## Directions:
Reply with one number only: the count of lines below that contain the word "JSON".

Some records
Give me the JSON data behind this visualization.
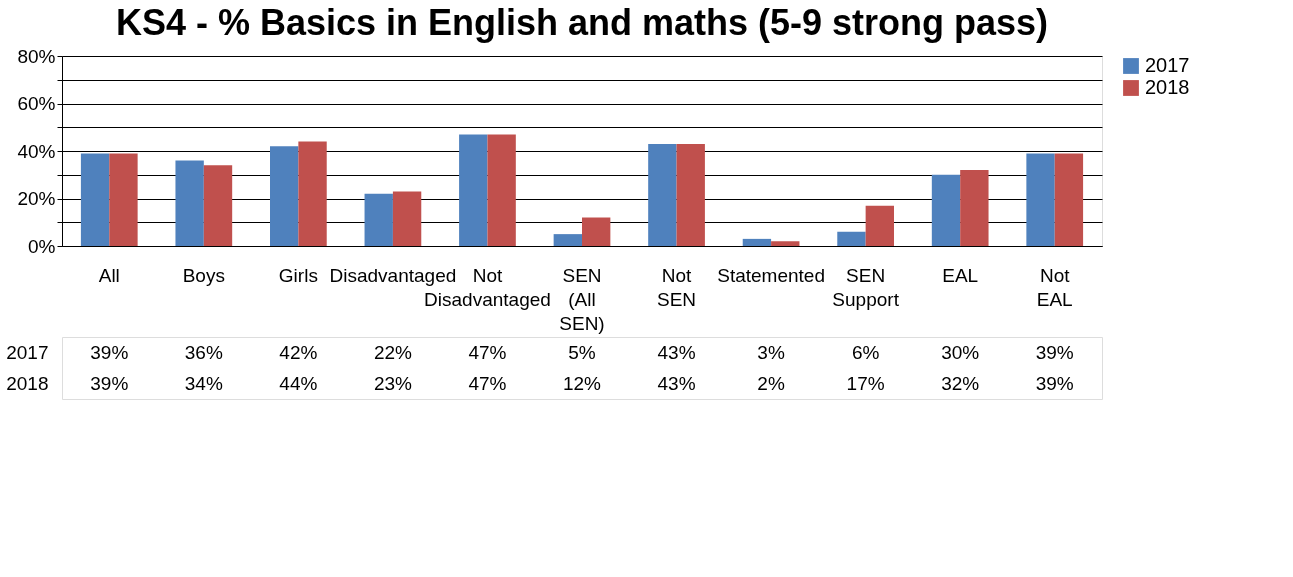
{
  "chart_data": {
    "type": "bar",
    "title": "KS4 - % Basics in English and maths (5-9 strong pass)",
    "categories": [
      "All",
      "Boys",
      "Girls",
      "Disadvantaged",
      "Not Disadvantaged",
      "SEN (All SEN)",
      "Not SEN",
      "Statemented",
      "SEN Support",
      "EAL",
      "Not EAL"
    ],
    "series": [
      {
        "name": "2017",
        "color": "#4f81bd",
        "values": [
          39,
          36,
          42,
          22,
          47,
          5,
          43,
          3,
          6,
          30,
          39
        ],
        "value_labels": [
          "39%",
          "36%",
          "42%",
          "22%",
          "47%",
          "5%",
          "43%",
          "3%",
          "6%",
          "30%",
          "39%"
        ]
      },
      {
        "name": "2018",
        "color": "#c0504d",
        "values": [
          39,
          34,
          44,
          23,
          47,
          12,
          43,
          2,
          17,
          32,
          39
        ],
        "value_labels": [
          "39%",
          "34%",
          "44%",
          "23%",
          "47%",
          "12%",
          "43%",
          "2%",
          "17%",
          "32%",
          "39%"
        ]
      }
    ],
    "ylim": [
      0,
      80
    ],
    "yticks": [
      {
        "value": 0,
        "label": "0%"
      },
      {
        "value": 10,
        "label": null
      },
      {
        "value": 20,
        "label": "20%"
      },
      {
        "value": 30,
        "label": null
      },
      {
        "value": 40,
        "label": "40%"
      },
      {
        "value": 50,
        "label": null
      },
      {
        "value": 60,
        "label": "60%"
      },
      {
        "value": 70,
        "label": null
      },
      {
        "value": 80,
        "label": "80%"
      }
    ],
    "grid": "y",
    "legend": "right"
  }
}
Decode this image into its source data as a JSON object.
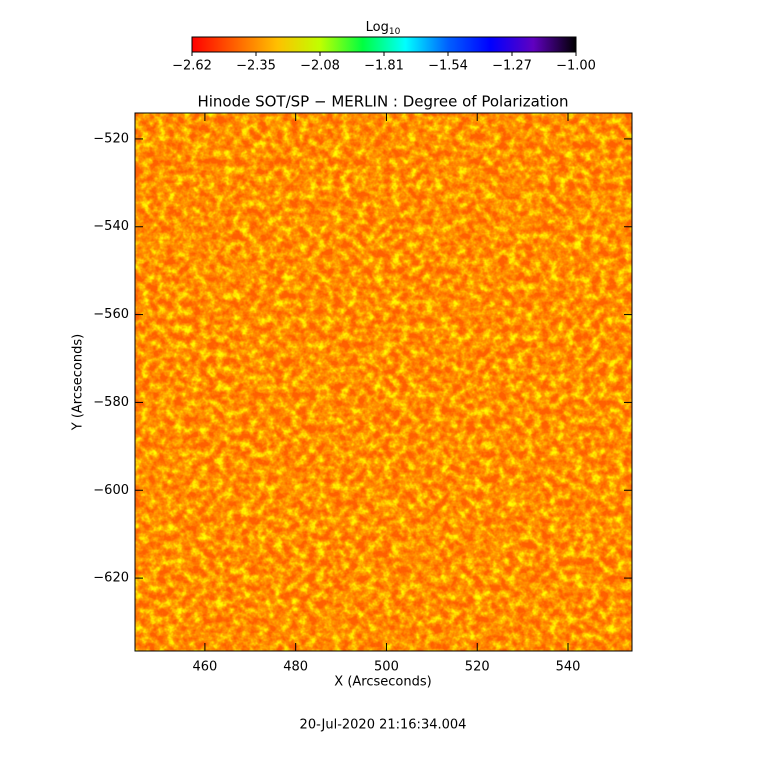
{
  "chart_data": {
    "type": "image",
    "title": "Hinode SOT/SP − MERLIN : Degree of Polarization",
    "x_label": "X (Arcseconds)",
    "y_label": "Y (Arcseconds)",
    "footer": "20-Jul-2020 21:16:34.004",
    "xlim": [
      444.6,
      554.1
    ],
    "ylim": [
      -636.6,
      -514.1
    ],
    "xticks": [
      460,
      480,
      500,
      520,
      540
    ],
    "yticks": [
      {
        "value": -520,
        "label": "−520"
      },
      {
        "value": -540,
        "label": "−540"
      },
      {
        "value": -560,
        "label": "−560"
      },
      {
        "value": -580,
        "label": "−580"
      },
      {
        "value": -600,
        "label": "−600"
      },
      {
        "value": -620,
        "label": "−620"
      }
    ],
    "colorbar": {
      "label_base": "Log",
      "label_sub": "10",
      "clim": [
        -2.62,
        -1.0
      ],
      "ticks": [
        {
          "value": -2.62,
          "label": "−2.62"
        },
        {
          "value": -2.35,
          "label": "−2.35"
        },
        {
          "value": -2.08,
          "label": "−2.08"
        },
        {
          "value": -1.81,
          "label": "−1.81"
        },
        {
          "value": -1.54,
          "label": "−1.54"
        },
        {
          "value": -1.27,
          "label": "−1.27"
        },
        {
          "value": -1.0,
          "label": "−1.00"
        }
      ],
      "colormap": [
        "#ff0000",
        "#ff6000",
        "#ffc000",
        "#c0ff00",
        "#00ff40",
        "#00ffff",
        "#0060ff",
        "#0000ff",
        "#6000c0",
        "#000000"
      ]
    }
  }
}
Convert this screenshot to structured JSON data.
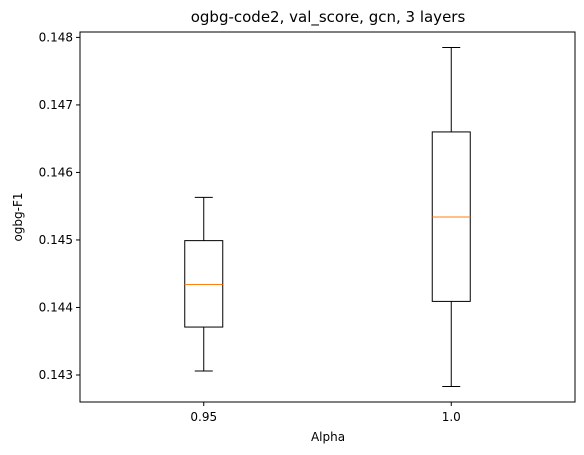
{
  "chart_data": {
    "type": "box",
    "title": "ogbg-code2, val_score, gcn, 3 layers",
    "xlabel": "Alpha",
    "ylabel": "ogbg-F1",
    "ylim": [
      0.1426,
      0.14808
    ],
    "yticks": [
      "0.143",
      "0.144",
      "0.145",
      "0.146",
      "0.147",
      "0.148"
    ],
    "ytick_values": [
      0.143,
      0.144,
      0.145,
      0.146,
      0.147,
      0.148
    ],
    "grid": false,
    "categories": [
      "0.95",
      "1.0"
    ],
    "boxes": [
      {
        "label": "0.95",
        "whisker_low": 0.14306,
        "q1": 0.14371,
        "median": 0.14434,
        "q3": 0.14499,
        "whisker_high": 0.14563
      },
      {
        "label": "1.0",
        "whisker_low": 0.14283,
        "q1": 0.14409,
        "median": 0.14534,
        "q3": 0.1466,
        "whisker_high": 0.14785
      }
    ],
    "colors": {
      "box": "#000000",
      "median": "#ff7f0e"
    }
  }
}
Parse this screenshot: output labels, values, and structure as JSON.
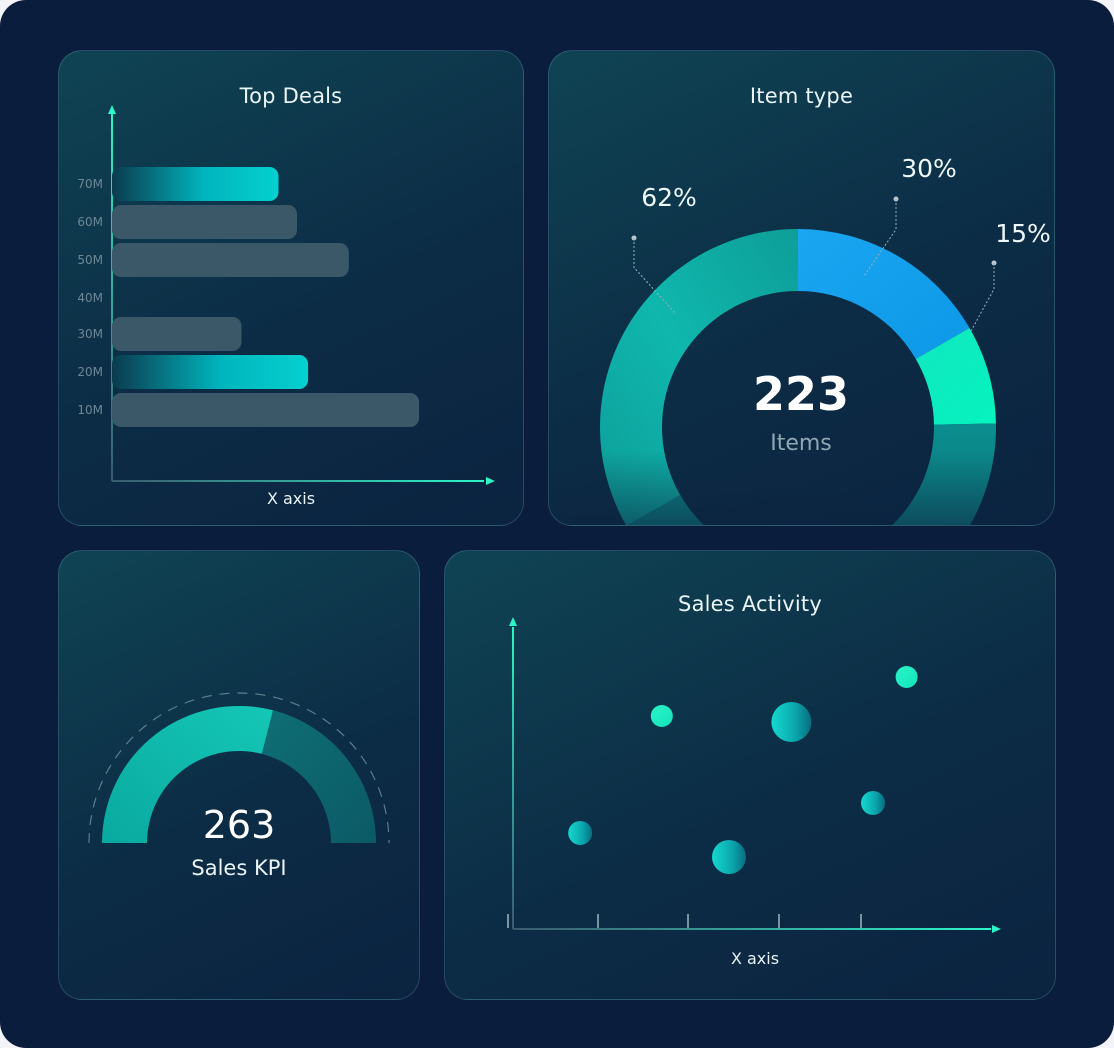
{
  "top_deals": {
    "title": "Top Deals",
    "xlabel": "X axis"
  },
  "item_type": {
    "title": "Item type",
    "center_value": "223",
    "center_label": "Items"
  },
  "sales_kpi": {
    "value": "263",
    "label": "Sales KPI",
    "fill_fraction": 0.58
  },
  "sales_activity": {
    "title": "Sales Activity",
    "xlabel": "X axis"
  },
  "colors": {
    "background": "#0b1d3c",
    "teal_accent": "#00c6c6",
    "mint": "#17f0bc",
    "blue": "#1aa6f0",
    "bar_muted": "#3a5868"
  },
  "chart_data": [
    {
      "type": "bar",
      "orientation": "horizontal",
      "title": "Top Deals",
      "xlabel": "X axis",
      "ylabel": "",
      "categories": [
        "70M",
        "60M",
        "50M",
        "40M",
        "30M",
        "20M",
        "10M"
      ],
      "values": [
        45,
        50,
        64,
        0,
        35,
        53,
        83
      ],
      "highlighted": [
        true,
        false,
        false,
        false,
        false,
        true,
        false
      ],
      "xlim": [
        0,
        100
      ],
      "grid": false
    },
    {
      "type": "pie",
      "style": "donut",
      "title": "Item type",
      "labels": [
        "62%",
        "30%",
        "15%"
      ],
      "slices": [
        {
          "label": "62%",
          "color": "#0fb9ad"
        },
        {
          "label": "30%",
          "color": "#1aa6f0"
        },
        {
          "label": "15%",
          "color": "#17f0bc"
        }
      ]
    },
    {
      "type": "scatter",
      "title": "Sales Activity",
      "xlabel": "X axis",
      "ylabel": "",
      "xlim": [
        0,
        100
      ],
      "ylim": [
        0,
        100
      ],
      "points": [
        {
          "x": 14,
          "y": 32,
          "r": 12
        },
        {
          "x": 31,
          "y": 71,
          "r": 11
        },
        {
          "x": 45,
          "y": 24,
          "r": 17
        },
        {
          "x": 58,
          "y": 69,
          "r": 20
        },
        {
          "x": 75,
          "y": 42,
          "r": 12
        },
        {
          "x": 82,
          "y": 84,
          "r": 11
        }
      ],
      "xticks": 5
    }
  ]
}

## Result for this exercise:
4